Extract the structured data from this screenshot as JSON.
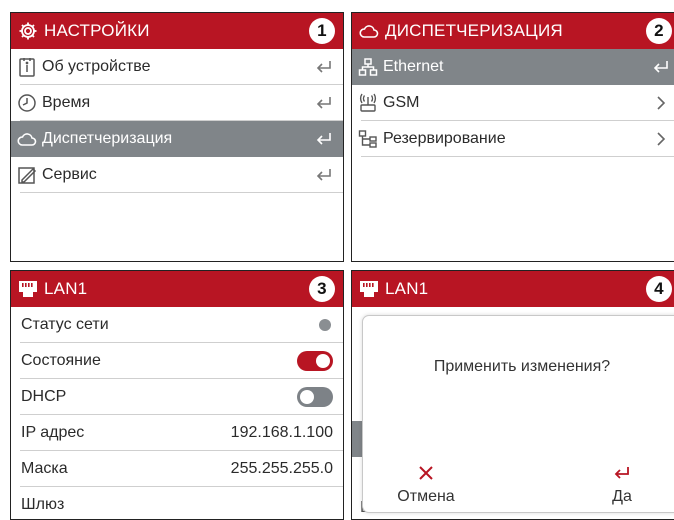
{
  "colors": {
    "header": "#b81523",
    "selected_row": "#808589",
    "toggle_off": "#7d8287",
    "status_dot": "#8a8e92"
  },
  "panel1": {
    "title": "НАСТРОЙКИ",
    "number": "1",
    "items": [
      {
        "label": "Об устройстве",
        "icon": "info-icon"
      },
      {
        "label": "Время",
        "icon": "clock-icon"
      },
      {
        "label": "Диспетчеризация",
        "icon": "cloud-icon",
        "selected": true
      },
      {
        "label": "Сервис",
        "icon": "service-icon"
      }
    ]
  },
  "panel2": {
    "title": "ДИСПЕТЧЕРИЗАЦИЯ",
    "number": "2",
    "items": [
      {
        "label": "Ethernet",
        "icon": "network-icon",
        "selected": true
      },
      {
        "label": "GSM",
        "icon": "gsm-icon"
      },
      {
        "label": "Резервирование",
        "icon": "reserve-icon"
      }
    ]
  },
  "panel3": {
    "title": "LAN1",
    "number": "3",
    "rows": [
      {
        "label": "Статус сети"
      },
      {
        "label": "Состояние",
        "toggle": "on"
      },
      {
        "label": "DHCP",
        "toggle": "off"
      },
      {
        "label": "IP адрес",
        "value": "192.168.1.100"
      },
      {
        "label": "Маска",
        "value": "255.255.255.0"
      },
      {
        "label": "Шлюз"
      }
    ]
  },
  "panel4": {
    "title": "LAN1",
    "number": "4",
    "under_text": "Шлюз",
    "dialog": {
      "question": "Применить изменения?",
      "cancel": "Отмена",
      "confirm": "Да"
    }
  }
}
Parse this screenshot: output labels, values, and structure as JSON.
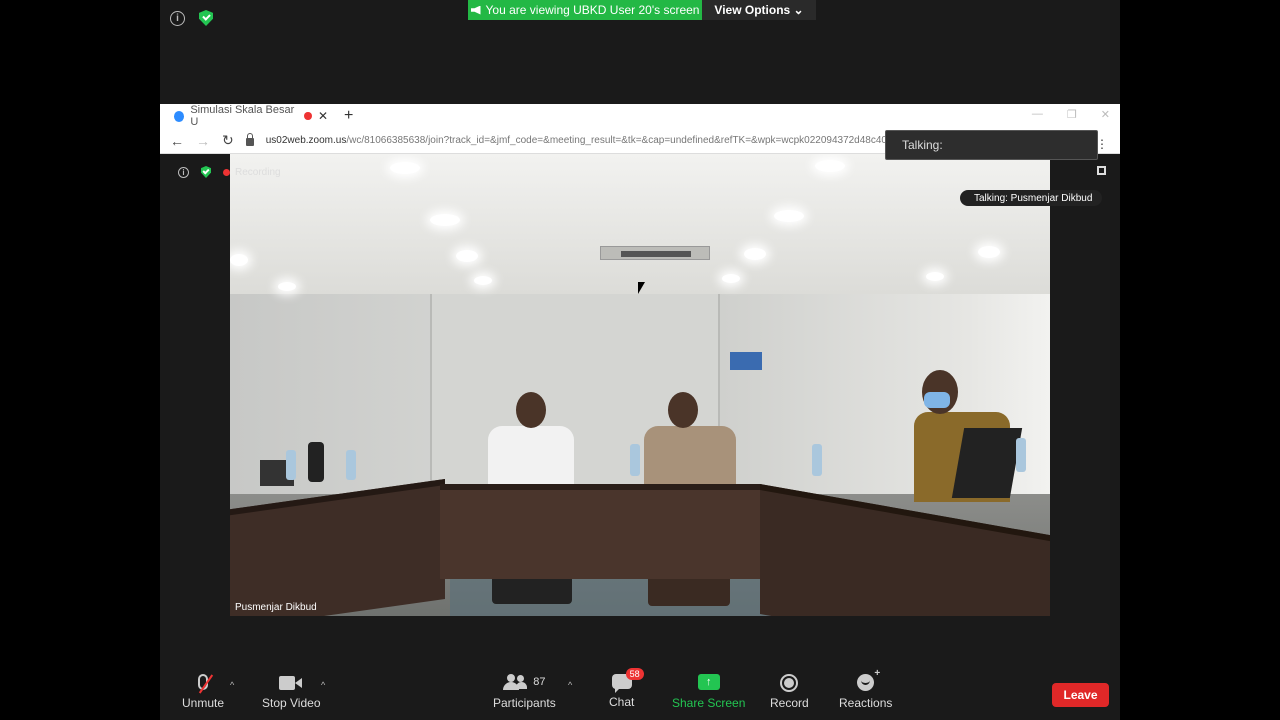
{
  "banner": {
    "viewing_text": "You are viewing UBKD User 20's screen",
    "view_options": "View Options ⌄"
  },
  "browser": {
    "tab_title": "Simulasi Skala Besar U",
    "url_host": "us02web.zoom.us",
    "url_path": "/wc/81066385638/join?track_id=&jmf_code=&meeting_result=&tk=&cap=undefined&refTK=&wpk=wcpk022094372d48c40f"
  },
  "talking_popup": "Talking:",
  "meeting": {
    "recording_label": "Recording",
    "talking_chip": "Talking: Pusmenjar Dikbud",
    "participant_name": "Pusmenjar Dikbud"
  },
  "toolbar": {
    "unmute": "Unmute",
    "stop_video": "Stop Video",
    "participants": "Participants",
    "participants_count": "87",
    "chat": "Chat",
    "chat_badge": "58",
    "share_screen": "Share Screen",
    "record": "Record",
    "reactions": "Reactions",
    "leave": "Leave"
  },
  "colors": {
    "share_green": "#23c552",
    "leave_red": "#e02828",
    "recording_red": "#ee3333"
  }
}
====================
Description of the task: Identify every line above that includes the word "icon", and show those lines.

Expected output:
        "icon": "info-icon"
        "icon": "clock-icon"
        "icon": "cloud-icon",
        "icon": "service-icon"
        "icon": "network-icon",
        "icon": "gsm-icon"
        "icon": "reserve-icon"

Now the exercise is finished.